_TEXT FOR ANALYSIS_.
──────────

As in-flight Internet service provider Gogo continues to enhance its product with the addition of satellite networks for overseas flights, Delta has been gradually equipping its international aircraft with that new technology. And now it has finished a major piece of that effort, offering high-speed Wi-Fi on all of its transatlantic flights.
Delta said this week that the Ku-band satellite service is now available on up to 83 daily roundtrip flights across the pond, including all its London Heathrow flights as well as service to 27 European cities, Tel Aviv, and the African destinations of Accra, Dakar and Lagos.
Besides the paid Wi-Fi service, Delta said customers who bring personal electronic devices on those routes can also get free access to its Delta Studio selection of streaming movies and TV programs.
After finishing the latest installations, Delta said that the addition of satellite Wi-Fi to its 767s, 747s, A330s and transoceanic 757s in addition to its domestic aircraft now gives it “the world’s largest Wi-Fi equipped fleet.”
Buy one, get one. Gogo is currently offering a special deal on Delta Wi-Fi; through February 29, Gogo said on its website, customers who buy one Delta Global Day Pass for $28 will get a second one for free — a savings of $60 over the in-flight purchase price. Each pass is good for 24 hours of access on any Gogo-equipped Delta flight, and they’re valid for a year.
United Airlines is also making considerable progress in equipping its long-haul fleet with satellite-based Wi-Fi. The airline says on its website that all 74 of its 777s now have Wi-Fi, as do all 22 of its 747-400s and 98 percent of its 767s. Installations on its 787 Dreamliners are 68 percent finished, covering 17 aircraft, United said, with completion of all the rest slated for June.
The cost of Internet access on United aircraft “will vary,” the airline says, although it gives no examples, and notes that it does not offer daily, weekly or monthly Wi-Fi passes, “but we may offer these options in the future.”
“We are in the process of launching a newly designed portal with multiple payment options,” United notes. “With this new portal, on select aircraft, you will have additional Internet access options, such as time-based plans (e.g., 30 minutes, 1 hour) or full flight access, as well as the ability to purchase Internet with your MileagePlus award miles or a saved credit card in your MileagePlus account.”
American Airlines currently offers international Wi-Fi service on its 787s, 777-300ERs and “select” 777-200s (it doesn’t say how many), at rates ranging from $12 for two hours to $19 for the full flight.
What’s your experience been when using wi-fi on international flights? From my seat, I get better coverage over an ocean than I do over land, but maybe that’s just me? Comments, please!

──────────

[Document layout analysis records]
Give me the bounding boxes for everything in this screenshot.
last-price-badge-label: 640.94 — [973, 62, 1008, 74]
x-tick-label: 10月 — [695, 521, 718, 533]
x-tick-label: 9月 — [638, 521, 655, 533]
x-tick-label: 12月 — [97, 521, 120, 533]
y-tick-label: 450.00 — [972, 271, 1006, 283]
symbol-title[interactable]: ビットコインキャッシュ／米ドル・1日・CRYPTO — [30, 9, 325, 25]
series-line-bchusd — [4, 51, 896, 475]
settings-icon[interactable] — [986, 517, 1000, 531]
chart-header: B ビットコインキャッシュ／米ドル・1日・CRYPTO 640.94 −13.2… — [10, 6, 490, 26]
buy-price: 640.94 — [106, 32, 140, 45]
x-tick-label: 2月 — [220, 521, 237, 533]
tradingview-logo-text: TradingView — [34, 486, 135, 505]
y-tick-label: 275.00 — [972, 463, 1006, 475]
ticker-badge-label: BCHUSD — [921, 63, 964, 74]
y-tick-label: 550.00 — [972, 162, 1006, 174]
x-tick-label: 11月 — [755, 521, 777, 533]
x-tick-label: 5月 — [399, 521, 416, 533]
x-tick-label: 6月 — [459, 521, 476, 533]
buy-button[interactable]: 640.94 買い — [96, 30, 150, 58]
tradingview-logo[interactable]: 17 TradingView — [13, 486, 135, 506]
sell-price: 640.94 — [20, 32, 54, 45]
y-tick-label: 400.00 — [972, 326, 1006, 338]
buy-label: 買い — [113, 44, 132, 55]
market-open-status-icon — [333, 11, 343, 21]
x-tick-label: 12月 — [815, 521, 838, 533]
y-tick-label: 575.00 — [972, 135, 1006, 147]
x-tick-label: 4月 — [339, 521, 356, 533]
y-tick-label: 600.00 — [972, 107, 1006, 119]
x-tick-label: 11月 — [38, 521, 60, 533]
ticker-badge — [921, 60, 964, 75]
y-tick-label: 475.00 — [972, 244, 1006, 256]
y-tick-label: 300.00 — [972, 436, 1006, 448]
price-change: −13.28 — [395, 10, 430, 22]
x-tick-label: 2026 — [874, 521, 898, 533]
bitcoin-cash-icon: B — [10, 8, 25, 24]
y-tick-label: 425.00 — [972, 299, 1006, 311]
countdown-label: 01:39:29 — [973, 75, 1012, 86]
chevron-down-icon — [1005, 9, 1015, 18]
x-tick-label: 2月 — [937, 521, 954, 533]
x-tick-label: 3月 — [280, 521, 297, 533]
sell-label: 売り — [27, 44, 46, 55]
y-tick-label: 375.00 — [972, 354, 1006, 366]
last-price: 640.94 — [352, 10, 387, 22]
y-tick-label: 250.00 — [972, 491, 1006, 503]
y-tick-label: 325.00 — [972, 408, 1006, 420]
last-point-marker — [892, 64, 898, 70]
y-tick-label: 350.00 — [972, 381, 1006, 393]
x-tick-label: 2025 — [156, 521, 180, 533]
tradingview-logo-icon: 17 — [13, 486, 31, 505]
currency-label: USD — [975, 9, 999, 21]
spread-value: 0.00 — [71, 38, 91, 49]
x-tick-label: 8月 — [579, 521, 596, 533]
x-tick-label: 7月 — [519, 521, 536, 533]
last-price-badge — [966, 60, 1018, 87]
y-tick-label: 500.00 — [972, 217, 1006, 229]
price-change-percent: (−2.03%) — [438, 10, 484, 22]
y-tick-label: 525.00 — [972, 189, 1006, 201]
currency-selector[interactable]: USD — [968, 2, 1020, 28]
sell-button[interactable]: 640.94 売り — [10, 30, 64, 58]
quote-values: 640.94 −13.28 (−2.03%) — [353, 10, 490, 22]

──────────

_INSTRUCTIONS_.
a – According to the in-flight Wi-Fi article, on how many daily roundtrip flights across the Atlantic is Delta's Ku-band satellite service available?
b – Please reproduce the in-flight Wi-Fi article word for word from "American Airlines currently" to "me? Comments, please!".
c – Name every African destination that the in-flight Wi-Fi article says is covered by Delta's satellite Wi-Fi service.
This material has no connection to the in-flight Wi-Fi article.

_RESPONSES BY TASK_.
a – Up to 83 daily roundtrip flights.

b –
American Airlines currently offers international Wi-Fi service on its 787s, 777-300ERs and “select” 777-200s (it doesn’t say how many), at rates ranging from $12 for two hours to $19 for the full flight.
What’s your experience been when using wi-fi on international flights? From my seat, I get better coverage over an ocean than I do over land, but maybe that’s just me? Comments, please!

c – Accra, Dakar and Lagos